* _What you should do_
Provide an exact transcription of all the records.

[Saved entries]
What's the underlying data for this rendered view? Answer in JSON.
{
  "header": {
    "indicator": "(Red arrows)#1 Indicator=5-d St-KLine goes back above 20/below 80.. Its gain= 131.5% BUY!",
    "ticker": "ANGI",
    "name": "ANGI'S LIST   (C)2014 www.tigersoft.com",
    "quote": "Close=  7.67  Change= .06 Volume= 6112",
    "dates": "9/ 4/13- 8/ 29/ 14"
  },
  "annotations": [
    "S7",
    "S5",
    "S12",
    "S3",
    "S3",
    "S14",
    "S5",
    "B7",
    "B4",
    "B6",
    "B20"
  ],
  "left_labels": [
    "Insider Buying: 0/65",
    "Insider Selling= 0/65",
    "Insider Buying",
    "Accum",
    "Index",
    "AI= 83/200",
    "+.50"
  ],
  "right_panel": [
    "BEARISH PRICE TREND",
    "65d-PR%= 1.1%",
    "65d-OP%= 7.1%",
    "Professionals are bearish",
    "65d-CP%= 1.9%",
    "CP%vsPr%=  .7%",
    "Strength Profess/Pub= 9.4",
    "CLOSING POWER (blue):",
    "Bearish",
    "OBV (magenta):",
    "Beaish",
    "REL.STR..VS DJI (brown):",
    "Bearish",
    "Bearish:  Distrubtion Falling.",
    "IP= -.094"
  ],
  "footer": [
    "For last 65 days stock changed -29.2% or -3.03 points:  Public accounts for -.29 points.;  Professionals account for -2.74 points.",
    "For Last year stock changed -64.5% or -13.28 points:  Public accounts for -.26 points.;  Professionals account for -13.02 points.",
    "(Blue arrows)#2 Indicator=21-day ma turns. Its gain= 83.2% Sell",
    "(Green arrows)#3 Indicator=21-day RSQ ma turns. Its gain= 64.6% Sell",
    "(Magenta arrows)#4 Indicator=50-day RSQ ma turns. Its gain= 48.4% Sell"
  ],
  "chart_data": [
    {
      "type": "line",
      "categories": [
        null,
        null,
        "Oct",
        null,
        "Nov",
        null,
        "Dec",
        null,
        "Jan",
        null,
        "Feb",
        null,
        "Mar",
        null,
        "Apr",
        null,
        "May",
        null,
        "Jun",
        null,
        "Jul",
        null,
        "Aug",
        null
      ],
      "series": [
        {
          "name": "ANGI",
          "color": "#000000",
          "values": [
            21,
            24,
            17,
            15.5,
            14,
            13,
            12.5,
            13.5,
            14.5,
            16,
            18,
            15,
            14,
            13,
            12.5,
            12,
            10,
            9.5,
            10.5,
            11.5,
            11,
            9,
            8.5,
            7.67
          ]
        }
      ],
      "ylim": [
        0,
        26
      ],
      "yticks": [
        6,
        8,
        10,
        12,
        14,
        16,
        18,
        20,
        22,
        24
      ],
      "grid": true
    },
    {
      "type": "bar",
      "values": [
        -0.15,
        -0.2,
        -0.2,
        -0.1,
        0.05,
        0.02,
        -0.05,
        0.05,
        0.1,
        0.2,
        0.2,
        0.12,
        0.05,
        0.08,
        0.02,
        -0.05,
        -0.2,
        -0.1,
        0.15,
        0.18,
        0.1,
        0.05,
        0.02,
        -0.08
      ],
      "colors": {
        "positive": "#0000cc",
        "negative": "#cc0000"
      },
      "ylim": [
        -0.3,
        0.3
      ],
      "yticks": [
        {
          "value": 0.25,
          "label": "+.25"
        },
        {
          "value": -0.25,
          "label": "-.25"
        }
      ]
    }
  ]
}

* _Solution_
What's the underlying data for this rendered view? Answer in JSON.
{
  "header": {
    "indicator": "(Red arrows)#1 Indicator=5-d St-KLine goes back above 20/below 80.. Its gain= 131.5% BUY!",
    "ticker": "ANGI",
    "name": "ANGI'S LIST   (C)2014 www.tigersoft.com",
    "quote": "Close=  7.67  Change= .06 Volume= 6112",
    "dates": "9/ 4/13- 8/ 29/ 14"
  },
  "annotations": [
    "S7",
    "S5",
    "S12",
    "S3",
    "S3",
    "S14",
    "S5",
    "B7",
    "B4",
    "B6",
    "B20"
  ],
  "left_labels": [
    "Insider Buying: 0/65",
    "Insider Selling= 0/65",
    "Insider Buying",
    "Accum",
    "Index",
    "AI= 83/200",
    "+.50"
  ],
  "right_panel": [
    "BEARISH PRICE TREND",
    "65d-PR%= 1.1%",
    "65d-OP%= 7.1%",
    "Professionals are bearish",
    "65d-CP%= 1.9%",
    "CP%vsPr%=  .7%",
    "Strength Profess/Pub= 9.4",
    "CLOSING POWER (blue):",
    "Bearish",
    "OBV (magenta):",
    "Beaish",
    "REL.STR..VS DJI (brown):",
    "Bearish",
    "Bearish:  Distrubtion Falling.",
    "IP= -.094"
  ],
  "footer": [
    "For last 65 days stock changed -29.2% or -3.03 points:  Public accounts for -.29 points.;  Professionals account for -2.74 points.",
    "For Last year stock changed -64.5% or -13.28 points:  Public accounts for -.26 points.;  Professionals account for -13.02 points.",
    "(Blue arrows)#2 Indicator=21-day ma turns. Its gain= 83.2% Sell",
    "(Green arrows)#3 Indicator=21-day RSQ ma turns. Its gain= 64.6% Sell",
    "(Magenta arrows)#4 Indicator=50-day RSQ ma turns. Its gain= 48.4% Sell"
  ],
  "chart_data": [
    {
      "type": "line",
      "categories": [
        null,
        null,
        "Oct",
        null,
        "Nov",
        null,
        "Dec",
        null,
        "Jan",
        null,
        "Feb",
        null,
        "Mar",
        null,
        "Apr",
        null,
        "May",
        null,
        "Jun",
        null,
        "Jul",
        null,
        "Aug",
        null
      ],
      "series": [
        {
          "name": "ANGI",
          "color": "#000000",
          "values": [
            21,
            24,
            17,
            15.5,
            14,
            13,
            12.5,
            13.5,
            14.5,
            16,
            18,
            15,
            14,
            13,
            12.5,
            12,
            10,
            9.5,
            10.5,
            11.5,
            11,
            9,
            8.5,
            7.67
          ]
        }
      ],
      "ylim": [
        0,
        26
      ],
      "yticks": [
        6,
        8,
        10,
        12,
        14,
        16,
        18,
        20,
        22,
        24
      ],
      "grid": true
    },
    {
      "type": "bar",
      "values": [
        -0.15,
        -0.2,
        -0.2,
        -0.1,
        0.05,
        0.02,
        -0.05,
        0.05,
        0.1,
        0.2,
        0.2,
        0.12,
        0.05,
        0.08,
        0.02,
        -0.05,
        -0.2,
        -0.1,
        0.15,
        0.18,
        0.1,
        0.05,
        0.02,
        -0.08
      ],
      "colors": {
        "positive": "#0000cc",
        "negative": "#cc0000"
      },
      "ylim": [
        -0.3,
        0.3
      ],
      "yticks": [
        {
          "value": 0.25,
          "label": "+.25"
        },
        {
          "value": -0.25,
          "label": "-.25"
        }
      ]
    }
  ]
}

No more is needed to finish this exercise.